What is expected:
From the records below, extract every line that contains the string "宫格视图". Case counts.

Entries shown:
++++++++++++++++++++

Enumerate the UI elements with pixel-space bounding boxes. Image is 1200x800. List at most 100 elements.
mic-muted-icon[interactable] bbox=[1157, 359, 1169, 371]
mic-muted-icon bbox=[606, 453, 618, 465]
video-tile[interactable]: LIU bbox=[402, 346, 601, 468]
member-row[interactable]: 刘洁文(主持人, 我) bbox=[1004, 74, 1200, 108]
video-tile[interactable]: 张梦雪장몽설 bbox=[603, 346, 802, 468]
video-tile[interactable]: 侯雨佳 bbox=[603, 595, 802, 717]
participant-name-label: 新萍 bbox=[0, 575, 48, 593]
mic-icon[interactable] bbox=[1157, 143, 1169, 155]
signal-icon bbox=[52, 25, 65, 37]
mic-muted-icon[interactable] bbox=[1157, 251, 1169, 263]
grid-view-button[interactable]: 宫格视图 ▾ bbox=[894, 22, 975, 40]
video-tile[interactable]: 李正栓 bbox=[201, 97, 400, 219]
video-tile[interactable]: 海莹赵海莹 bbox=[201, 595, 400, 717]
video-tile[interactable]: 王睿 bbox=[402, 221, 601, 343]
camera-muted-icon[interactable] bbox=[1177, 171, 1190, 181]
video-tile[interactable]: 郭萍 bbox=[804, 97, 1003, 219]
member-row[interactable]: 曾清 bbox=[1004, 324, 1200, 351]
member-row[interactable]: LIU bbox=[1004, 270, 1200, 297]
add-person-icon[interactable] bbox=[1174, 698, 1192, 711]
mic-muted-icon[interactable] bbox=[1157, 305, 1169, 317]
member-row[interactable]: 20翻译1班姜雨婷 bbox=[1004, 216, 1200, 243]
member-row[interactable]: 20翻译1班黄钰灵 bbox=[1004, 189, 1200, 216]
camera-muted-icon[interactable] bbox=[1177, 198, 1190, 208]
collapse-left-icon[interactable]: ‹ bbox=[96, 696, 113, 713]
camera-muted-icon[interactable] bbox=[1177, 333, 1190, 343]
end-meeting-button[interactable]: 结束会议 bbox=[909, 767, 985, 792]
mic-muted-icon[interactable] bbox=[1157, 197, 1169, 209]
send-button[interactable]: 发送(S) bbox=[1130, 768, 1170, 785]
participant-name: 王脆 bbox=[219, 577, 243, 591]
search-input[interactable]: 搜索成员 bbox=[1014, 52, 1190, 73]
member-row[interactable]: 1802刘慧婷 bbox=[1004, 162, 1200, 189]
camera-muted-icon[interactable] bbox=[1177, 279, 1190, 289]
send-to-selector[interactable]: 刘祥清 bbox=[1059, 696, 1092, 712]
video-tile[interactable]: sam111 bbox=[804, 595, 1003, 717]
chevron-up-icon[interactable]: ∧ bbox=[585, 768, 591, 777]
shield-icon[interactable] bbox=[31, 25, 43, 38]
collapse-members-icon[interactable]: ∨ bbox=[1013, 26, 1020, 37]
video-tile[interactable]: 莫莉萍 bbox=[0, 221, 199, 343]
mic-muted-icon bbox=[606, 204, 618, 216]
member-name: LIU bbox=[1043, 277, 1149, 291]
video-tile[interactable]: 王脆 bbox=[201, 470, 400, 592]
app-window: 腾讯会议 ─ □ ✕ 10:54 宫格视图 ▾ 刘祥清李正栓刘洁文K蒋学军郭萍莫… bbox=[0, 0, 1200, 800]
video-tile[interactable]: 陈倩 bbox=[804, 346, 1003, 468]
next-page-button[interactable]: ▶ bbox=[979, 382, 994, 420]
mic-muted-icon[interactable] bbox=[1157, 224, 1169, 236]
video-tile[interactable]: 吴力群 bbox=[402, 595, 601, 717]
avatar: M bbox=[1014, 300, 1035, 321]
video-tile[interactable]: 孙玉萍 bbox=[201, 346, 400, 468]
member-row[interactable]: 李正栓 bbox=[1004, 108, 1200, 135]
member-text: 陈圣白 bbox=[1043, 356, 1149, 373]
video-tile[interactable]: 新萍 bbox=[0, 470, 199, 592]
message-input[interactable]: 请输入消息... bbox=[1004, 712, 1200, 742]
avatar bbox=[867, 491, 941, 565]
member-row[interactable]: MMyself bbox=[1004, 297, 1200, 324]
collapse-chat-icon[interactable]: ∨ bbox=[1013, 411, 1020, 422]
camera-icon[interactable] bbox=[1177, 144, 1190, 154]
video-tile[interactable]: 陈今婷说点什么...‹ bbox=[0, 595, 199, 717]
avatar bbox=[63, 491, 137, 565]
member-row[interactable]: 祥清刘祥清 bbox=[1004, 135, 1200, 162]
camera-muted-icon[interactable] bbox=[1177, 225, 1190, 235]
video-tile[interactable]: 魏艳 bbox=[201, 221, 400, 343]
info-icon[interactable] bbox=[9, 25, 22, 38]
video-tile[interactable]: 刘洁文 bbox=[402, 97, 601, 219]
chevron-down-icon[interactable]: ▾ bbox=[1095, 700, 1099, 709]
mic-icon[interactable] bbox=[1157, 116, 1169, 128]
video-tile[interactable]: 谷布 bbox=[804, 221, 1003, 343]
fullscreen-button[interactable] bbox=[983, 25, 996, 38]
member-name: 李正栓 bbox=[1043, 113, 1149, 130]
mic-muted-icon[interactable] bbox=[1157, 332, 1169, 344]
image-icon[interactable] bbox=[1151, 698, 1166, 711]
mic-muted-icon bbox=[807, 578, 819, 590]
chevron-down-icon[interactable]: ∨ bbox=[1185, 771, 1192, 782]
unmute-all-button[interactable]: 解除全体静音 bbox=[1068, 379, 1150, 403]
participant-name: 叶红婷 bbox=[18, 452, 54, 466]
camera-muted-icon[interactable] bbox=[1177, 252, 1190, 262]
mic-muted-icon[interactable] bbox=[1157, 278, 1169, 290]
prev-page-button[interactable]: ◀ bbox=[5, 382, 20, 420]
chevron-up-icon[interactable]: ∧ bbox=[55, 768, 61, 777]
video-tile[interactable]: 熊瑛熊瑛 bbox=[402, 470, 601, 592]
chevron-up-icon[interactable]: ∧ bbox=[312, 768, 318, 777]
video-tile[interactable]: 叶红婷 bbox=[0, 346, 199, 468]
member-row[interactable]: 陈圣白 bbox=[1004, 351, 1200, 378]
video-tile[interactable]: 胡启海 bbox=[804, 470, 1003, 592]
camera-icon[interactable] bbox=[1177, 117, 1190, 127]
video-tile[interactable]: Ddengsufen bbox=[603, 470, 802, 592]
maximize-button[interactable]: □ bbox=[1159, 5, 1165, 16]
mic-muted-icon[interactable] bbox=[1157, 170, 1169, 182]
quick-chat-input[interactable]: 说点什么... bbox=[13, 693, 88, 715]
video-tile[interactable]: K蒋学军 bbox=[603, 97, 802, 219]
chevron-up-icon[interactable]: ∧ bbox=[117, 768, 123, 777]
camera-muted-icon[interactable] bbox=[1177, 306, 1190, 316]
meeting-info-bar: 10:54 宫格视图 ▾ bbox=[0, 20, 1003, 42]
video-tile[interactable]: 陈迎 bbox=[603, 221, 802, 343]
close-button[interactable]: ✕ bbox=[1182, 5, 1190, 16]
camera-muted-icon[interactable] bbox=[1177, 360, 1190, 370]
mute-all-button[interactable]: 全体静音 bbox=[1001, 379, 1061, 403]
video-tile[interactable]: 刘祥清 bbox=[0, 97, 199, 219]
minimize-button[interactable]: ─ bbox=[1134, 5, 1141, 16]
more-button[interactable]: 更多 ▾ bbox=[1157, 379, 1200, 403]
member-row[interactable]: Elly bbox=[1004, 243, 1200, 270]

++++++++++++++++++++

Answer in full:
grid-view-button[interactable]: 宫格视图 ▾ bbox=[894, 22, 975, 40]
app-window: 腾讯会议 ─ □ ✕ 10:54 宫格视图 ▾ 刘祥清李正栓刘洁文K蒋学军郭萍莫… bbox=[0, 0, 1200, 800]
meeting-info-bar: 10:54 宫格视图 ▾ bbox=[0, 20, 1003, 42]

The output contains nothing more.